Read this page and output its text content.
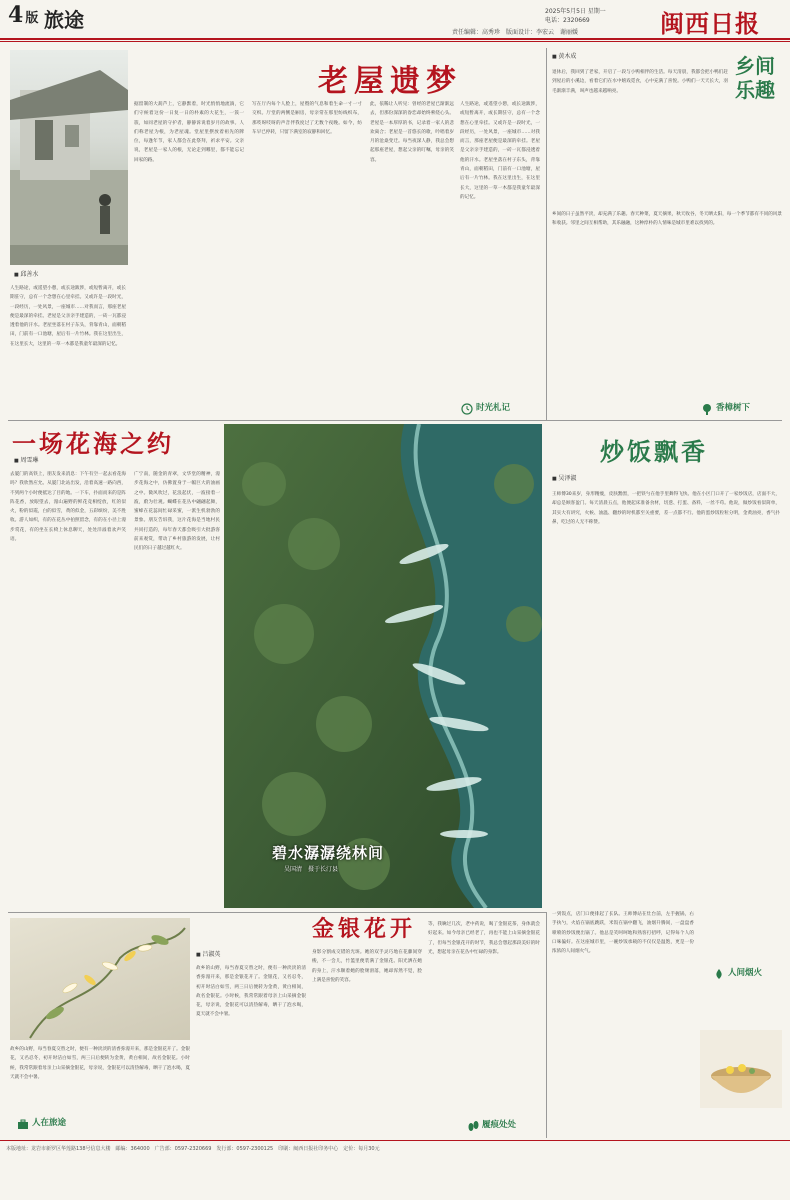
4 版 旅途	2025年5月5日 星期一
电话：2320669
责任编辑：高秀珍　版面设计：李宏云　谢丽媛	闽西日报
■ 邱善水
人生路途，或遥望小憩，或长途跋涉，或短暂离开，或长期驻守，总有一个念想在心里牵挂。又或许是一段时光，一段经历，一处风景，一座城市……对我而言，那座老屋便是最深的牵挂。老屋是父亲亲手建造的，一砖一瓦都浸透着他的汗水。老屋坐落在村子东头，背靠青山，面朝稻田，门前有一口池塘，屋后有一片竹林。我在这里出生，在这里长大，这里的一草一木都是我童年最深的记忆。
老屋遗梦
据留制的大葫芦上，它静默着，时光悄悄地流淌，它们守候着这份一日复一日的朴素的大花生，一簇一簇，如同老屋的守护者，静静诉说着岁月的故事。人们称老屋为根，为老屋魂。堂屋里摆放着祖先的牌位，每逢年节，家人都会在此祭拜，祈求平安。父亲说，老屋是一家人的根，无论走到哪里，都不能忘记回家的路。
写在厅内每个人脸上，屋暨的气息和着生命一寸一寸交织。厅堂的两侧是厢房，母亲常在那里纺线织布，那吱呀吱呀的声音伴我度过了无数个夜晚。如今，纺车早已停转，只留下满室的寂静和回忆。
此，依稀让人听见：曾经的老屋已渐渐远去，但那份深深的眷恋却始终萦绕心头。老屋是一本厚厚的书，记录着一家人的悲欢离合；老屋是一首悠长的歌，吟唱着岁月的沧桑变迁。每当夜深人静，我总会想起那座老屋，想起父亲的叮嘱，母亲的笑容。
人生路途，或遥望小憩，或长途跋涉，或短暂离开，或长期驻守，总有一个念想在心里牵挂。又或许是一段时光，一段经历，一处风景，一座城市……对我而言，那座老屋便是最深的牵挂。老屋是父亲亲手建造的，一砖一瓦都浸透着他的汗水。老屋坐落在村子东头，背靠青山，面朝稻田，门前有一口池塘，屋后有一片竹林。我在这里出生，在这里长大，这里的一草一木都是我童年最深的记忆。
时光札记
■ 黄木成	乡间乐趣
退休后，我回到了老家，开启了一段与小鸭相伴的生活。每天清晨，我都会把小鸭们赶到屋后的小溪边，看着它们在水中嬉戏觅食，心中充满了喜悦。小鸭们一天天长大，羽毛渐渐丰满，叫声也越来越响亮。
乡间的日子虽然平淡，却充满了乐趣。春天种菜，夏天摘果，秋天收谷，冬天晒太阳，每一个季节都有不同的风景和收获。邻里之间互相帮助，其乐融融，这种淳朴的人情味是城市里难以找到的。
香樟树下
一场花海之约
■ 周雪琳
去厦门的高铁上，朋友发来消息：下午有空一起去看花海吗？我欣然应允。从厦门北站出发，沿着高速一路向西，不到两个小时便抵达了目的地。一下车，扑面而来的是阵阵花香，放眼望去，漫山遍野的鲜花竞相绽放，红的似火，粉的似霞，白的似雪，黄的似金，五彩缤纷，美不胜收。游人如织，有的在花丛中拍照留念，有的在小径上漫步赏花，有的坐在长椅上休息聊天，处处洋溢着欢声笑语。
广宁南，随金的青翠，文华堂的精神，漫步花海之中，仿佛置身于一幅巨大的油画之中。微风吹过，花浪起伏，一波接着一波，蔚为壮观。蝴蝶在花丛中翩翩起舞，蜜蜂在花蕊间忙碌采蜜，一派生机勃勃的景象。朋友告诉我，这片花海是当地村民共同打造的，每年春天都会吸引大批游客前来观赏，带动了乡村旅游的发展，让村民们的日子越过越红火。
碧水潺潺绕林间
吴国清　摄于长汀县
炒饭飘香
■ 吴泽淑
王师傅30来岁，身形精瘦，皮肤黝黑，一把铁勺在他手里舞得飞快。他在小区门口开了一家炒饭店，店面不大，却总是顾客盈门。每天清晨五点，他便起床准备食材，切葱、打蛋、备料，一丝不苟。他说，做炒饭看似简单，其实大有讲究，火候、油温、翻炒的时机都至关重要，差一点都不行。他的蛋炒饭粒粒分明，金黄油亮，香气扑鼻，吃过的人无不称赞。
一到饭点，店门口便排起了长队。王师傅站在灶台前，左手握锅，右手执勺，火焰在锅底跳跃，米饭在锅中翻飞，油烟升腾间，一盘盘香喷喷的炒饭便出锅了。他总是笑呵呵地和熟客打招呼，记得每个人的口味偏好。在这座城市里，一碗炒饭承载的不仅仅是温饱，更是一份浓浓的人间烟火气。
人间烟火
金银花开
■ 吕淑英
故乡的山野，每当春夏交替之时，便有一种淡淡的清香弥漫开来，那是金银花开了。金银花，又名忍冬，初开时洁白如雪，两三日后便转为金黄，黄白相间，故名金银花。小时候，我常常跟着母亲上山采摘金银花，母亲说，金银花可以清热解毒，晒干了泡水喝，夏天就不会中暑。
人在旅途
故乡的山野，每当春夏交替之时，便有一种淡淡的清香弥漫开来，那是金银花开了。金银花，又名忍冬，初开时洁白如雪，两三日后便转为金黄，黄白相间，故名金银花。小时候，我常常跟着母亲上山采摘金银花，母亲说，金银花可以清热解毒，晒干了泡水喝，夏天就不会中暑。
身影分割成交错的光斑。她的双手灵巧地在花藤间穿梭，不一会儿，竹篮里便装满了金银花。阳光洒在她的身上，汗水顺着她的脸颊滑落，她却浑然不觉，脸上满是喜悦的笑容。
等，我噙过几次，老中药说，喝了金银花茶，身体就会好起来。如今母亲已经老了，再也不能上山采摘金银花了，但每当金银花开的时节，我总会想起那段美好的时光，想起母亲在花丛中忙碌的身影。
履痕处处
本版地址：龙岩市新罗区华莲路138号信息大楼　邮编：364000　广告部：0597-2320669　发行部：0597-2300125　印刷：闽西日报社印务中心　定价：每月30元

▶ Your instructions:
Without the pictures, restate each entry exactly.

▶ Reply to the task:
Read this page and output its text content.
4 版 旅途	2025年5月5日 星期一
电话：2320669
责任编辑：高秀珍　版面设计：李宏云　谢丽媛	闽西日报
■ 邱善水
人生路途，或遥望小憩，或长途跋涉，或短暂离开，或长期驻守，总有一个念想在心里牵挂。又或许是一段时光，一段经历，一处风景，一座城市……对我而言，那座老屋便是最深的牵挂。老屋是父亲亲手建造的，一砖一瓦都浸透着他的汗水。老屋坐落在村子东头，背靠青山，面朝稻田，门前有一口池塘，屋后有一片竹林。我在这里出生，在这里长大，这里的一草一木都是我童年最深的记忆。
老屋遗梦
据留制的大葫芦上，它静默着，时光悄悄地流淌，它们守候着这份一日复一日的朴素的大花生，一簇一簇，如同老屋的守护者，静静诉说着岁月的故事。人们称老屋为根，为老屋魂。堂屋里摆放着祖先的牌位，每逢年节，家人都会在此祭拜，祈求平安。父亲说，老屋是一家人的根，无论走到哪里，都不能忘记回家的路。
写在厅内每个人脸上，屋暨的气息和着生命一寸一寸交织。厅堂的两侧是厢房，母亲常在那里纺线织布，那吱呀吱呀的声音伴我度过了无数个夜晚。如今，纺车早已停转，只留下满室的寂静和回忆。
此，依稀让人听见：曾经的老屋已渐渐远去，但那份深深的眷恋却始终萦绕心头。老屋是一本厚厚的书，记录着一家人的悲欢离合；老屋是一首悠长的歌，吟唱着岁月的沧桑变迁。每当夜深人静，我总会想起那座老屋，想起父亲的叮嘱，母亲的笑容。
人生路途，或遥望小憩，或长途跋涉，或短暂离开，或长期驻守，总有一个念想在心里牵挂。又或许是一段时光，一段经历，一处风景，一座城市……对我而言，那座老屋便是最深的牵挂。老屋是父亲亲手建造的，一砖一瓦都浸透着他的汗水。老屋坐落在村子东头，背靠青山，面朝稻田，门前有一口池塘，屋后有一片竹林。我在这里出生，在这里长大，这里的一草一木都是我童年最深的记忆。
时光札记
■ 黄木成	乡间乐趣
退休后，我回到了老家，开启了一段与小鸭相伴的生活。每天清晨，我都会把小鸭们赶到屋后的小溪边，看着它们在水中嬉戏觅食，心中充满了喜悦。小鸭们一天天长大，羽毛渐渐丰满，叫声也越来越响亮。
乡间的日子虽然平淡，却充满了乐趣。春天种菜，夏天摘果，秋天收谷，冬天晒太阳，每一个季节都有不同的风景和收获。邻里之间互相帮助，其乐融融，这种淳朴的人情味是城市里难以找到的。
香樟树下
一场花海之约
■ 周雪琳
去厦门的高铁上，朋友发来消息：下午有空一起去看花海吗？我欣然应允。从厦门北站出发，沿着高速一路向西，不到两个小时便抵达了目的地。一下车，扑面而来的是阵阵花香，放眼望去，漫山遍野的鲜花竞相绽放，红的似火，粉的似霞，白的似雪，黄的似金，五彩缤纷，美不胜收。游人如织，有的在花丛中拍照留念，有的在小径上漫步赏花，有的坐在长椅上休息聊天，处处洋溢着欢声笑语。
广宁南，随金的青翠，文华堂的精神，漫步花海之中，仿佛置身于一幅巨大的油画之中。微风吹过，花浪起伏，一波接着一波，蔚为壮观。蝴蝶在花丛中翩翩起舞，蜜蜂在花蕊间忙碌采蜜，一派生机勃勃的景象。朋友告诉我，这片花海是当地村民共同打造的，每年春天都会吸引大批游客前来观赏，带动了乡村旅游的发展，让村民们的日子越过越红火。
碧水潺潺绕林间
吴国清　摄于长汀县
炒饭飘香
■ 吴泽淑
王师傅30来岁，身形精瘦，皮肤黝黑，一把铁勺在他手里舞得飞快。他在小区门口开了一家炒饭店，店面不大，却总是顾客盈门。每天清晨五点，他便起床准备食材，切葱、打蛋、备料，一丝不苟。他说，做炒饭看似简单，其实大有讲究，火候、油温、翻炒的时机都至关重要，差一点都不行。他的蛋炒饭粒粒分明，金黄油亮，香气扑鼻，吃过的人无不称赞。
一到饭点，店门口便排起了长队。王师傅站在灶台前，左手握锅，右手执勺，火焰在锅底跳跃，米饭在锅中翻飞，油烟升腾间，一盘盘香喷喷的炒饭便出锅了。他总是笑呵呵地和熟客打招呼，记得每个人的口味偏好。在这座城市里，一碗炒饭承载的不仅仅是温饱，更是一份浓浓的人间烟火气。
人间烟火
金银花开
■ 吕淑英
故乡的山野，每当春夏交替之时，便有一种淡淡的清香弥漫开来，那是金银花开了。金银花，又名忍冬，初开时洁白如雪，两三日后便转为金黄，黄白相间，故名金银花。小时候，我常常跟着母亲上山采摘金银花，母亲说，金银花可以清热解毒，晒干了泡水喝，夏天就不会中暑。
人在旅途
故乡的山野，每当春夏交替之时，便有一种淡淡的清香弥漫开来，那是金银花开了。金银花，又名忍冬，初开时洁白如雪，两三日后便转为金黄，黄白相间，故名金银花。小时候，我常常跟着母亲上山采摘金银花，母亲说，金银花可以清热解毒，晒干了泡水喝，夏天就不会中暑。
身影分割成交错的光斑。她的双手灵巧地在花藤间穿梭，不一会儿，竹篮里便装满了金银花。阳光洒在她的身上，汗水顺着她的脸颊滑落，她却浑然不觉，脸上满是喜悦的笑容。
等，我噙过几次，老中药说，喝了金银花茶，身体就会好起来。如今母亲已经老了，再也不能上山采摘金银花了，但每当金银花开的时节，我总会想起那段美好的时光，想起母亲在花丛中忙碌的身影。
履痕处处
本版地址：龙岩市新罗区华莲路138号信息大楼　邮编：364000　广告部：0597-2320669　发行部：0597-2300125　印刷：闽西日报社印务中心　定价：每月30元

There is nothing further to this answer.